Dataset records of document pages
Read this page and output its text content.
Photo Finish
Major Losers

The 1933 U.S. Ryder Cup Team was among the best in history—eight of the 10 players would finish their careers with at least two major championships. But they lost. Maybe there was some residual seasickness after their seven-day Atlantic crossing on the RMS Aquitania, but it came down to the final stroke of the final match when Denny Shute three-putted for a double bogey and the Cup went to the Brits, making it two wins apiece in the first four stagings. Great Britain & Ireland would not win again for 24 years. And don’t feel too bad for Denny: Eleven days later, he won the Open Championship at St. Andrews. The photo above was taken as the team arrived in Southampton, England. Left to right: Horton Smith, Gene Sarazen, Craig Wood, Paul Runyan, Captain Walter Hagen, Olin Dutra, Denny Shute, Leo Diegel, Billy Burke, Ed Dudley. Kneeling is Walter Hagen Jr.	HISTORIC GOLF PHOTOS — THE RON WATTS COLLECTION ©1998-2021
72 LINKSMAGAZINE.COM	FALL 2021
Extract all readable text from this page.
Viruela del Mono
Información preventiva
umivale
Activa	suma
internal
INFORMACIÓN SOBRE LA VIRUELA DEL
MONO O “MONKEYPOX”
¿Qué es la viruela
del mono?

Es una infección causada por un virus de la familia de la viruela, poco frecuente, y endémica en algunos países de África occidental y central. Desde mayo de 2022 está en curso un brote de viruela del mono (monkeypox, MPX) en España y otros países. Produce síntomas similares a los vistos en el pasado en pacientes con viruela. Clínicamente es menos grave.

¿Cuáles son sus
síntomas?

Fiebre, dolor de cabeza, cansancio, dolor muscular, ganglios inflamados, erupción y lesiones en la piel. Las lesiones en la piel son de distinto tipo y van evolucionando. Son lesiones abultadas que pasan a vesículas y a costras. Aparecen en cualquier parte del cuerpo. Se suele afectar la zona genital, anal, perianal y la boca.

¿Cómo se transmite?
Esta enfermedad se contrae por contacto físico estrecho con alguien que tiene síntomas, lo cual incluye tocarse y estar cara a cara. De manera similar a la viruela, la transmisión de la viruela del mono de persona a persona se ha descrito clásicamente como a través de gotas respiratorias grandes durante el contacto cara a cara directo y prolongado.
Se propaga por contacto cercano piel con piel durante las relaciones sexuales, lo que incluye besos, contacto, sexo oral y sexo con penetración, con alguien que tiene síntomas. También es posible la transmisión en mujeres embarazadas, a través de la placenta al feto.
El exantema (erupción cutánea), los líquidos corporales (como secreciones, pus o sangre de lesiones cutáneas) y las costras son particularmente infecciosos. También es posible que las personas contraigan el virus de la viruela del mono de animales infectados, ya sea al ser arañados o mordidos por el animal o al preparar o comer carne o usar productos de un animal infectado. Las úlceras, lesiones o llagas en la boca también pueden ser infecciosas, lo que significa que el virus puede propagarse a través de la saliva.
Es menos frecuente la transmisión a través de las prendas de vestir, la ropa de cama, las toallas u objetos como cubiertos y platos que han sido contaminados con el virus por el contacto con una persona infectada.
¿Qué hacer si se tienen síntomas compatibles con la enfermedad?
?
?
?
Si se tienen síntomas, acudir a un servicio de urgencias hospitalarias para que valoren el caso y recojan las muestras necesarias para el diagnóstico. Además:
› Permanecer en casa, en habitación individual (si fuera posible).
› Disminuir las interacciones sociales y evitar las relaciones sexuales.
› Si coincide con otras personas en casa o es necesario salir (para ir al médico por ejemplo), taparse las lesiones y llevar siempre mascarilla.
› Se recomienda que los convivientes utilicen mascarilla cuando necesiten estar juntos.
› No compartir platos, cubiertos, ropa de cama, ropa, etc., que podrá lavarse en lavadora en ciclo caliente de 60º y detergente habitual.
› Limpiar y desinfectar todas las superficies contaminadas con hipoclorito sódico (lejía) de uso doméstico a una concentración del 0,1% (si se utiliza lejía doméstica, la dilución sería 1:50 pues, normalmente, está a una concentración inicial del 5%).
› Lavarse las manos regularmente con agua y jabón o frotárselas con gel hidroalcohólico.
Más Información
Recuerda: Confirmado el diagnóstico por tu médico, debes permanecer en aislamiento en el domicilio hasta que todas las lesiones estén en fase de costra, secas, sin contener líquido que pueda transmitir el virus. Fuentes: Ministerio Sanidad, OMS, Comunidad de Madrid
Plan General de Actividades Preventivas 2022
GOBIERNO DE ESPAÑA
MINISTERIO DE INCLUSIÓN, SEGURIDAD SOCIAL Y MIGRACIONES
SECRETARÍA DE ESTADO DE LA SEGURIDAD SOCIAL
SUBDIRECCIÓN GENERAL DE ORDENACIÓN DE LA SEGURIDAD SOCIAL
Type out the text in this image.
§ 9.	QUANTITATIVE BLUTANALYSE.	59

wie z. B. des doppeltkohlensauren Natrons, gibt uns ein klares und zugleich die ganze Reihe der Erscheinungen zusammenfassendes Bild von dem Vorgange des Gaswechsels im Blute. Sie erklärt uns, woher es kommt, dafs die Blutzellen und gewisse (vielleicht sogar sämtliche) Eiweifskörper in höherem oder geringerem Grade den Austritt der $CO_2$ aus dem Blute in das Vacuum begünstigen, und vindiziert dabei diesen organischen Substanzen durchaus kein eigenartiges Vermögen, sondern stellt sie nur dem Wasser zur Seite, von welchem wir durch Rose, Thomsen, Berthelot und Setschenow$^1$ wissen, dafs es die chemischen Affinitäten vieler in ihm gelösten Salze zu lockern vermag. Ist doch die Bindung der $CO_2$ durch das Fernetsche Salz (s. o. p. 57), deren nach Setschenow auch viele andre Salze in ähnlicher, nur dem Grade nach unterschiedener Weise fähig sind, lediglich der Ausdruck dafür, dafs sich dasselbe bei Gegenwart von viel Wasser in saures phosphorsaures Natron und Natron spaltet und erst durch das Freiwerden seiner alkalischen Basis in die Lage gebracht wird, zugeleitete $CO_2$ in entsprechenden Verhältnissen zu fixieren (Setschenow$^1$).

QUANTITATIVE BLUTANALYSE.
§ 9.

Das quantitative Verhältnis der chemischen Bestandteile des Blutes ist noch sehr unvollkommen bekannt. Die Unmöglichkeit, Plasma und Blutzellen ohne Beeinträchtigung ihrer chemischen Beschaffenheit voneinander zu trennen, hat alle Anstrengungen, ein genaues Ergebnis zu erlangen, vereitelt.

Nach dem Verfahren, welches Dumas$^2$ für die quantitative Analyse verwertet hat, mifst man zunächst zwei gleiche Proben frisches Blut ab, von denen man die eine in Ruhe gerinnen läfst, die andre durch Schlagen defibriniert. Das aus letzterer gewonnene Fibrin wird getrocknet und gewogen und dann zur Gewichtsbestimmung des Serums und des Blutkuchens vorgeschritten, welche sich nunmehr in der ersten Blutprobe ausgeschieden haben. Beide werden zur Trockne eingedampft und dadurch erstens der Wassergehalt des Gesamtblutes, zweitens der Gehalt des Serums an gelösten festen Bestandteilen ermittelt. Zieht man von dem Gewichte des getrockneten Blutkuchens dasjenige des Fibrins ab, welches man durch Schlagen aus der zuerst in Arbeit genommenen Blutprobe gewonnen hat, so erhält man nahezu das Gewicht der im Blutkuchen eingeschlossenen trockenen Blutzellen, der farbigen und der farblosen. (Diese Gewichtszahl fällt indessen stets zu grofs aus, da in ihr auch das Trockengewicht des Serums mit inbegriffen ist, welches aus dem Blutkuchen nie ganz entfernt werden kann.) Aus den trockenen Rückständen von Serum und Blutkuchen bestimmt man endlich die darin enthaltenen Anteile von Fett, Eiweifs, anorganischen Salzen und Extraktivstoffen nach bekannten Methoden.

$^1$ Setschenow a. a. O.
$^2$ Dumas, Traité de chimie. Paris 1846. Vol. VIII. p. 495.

→ **Problem**: Working through the records, copy each line in which the word "menos" appears.

→ **Answer**:
Es una infección causada por un virus de la familia de la viruela, poco frecuente, y endémica en algunos países de África occidental y central. Desde mayo de 2022 está en curso un brote de viruela del mono (monkeypox, MPX) en España y otros países. Produce síntomas similares a los vistos en el pasado en pacientes con viruela. Clínicamente es menos grave.
Es menos frecuente la transmisión a través de las prendas de vestir, la ropa de cama, las toallas u objetos como cubiertos y platos que han sido contaminados con el virus por el contacto con una persona infectada.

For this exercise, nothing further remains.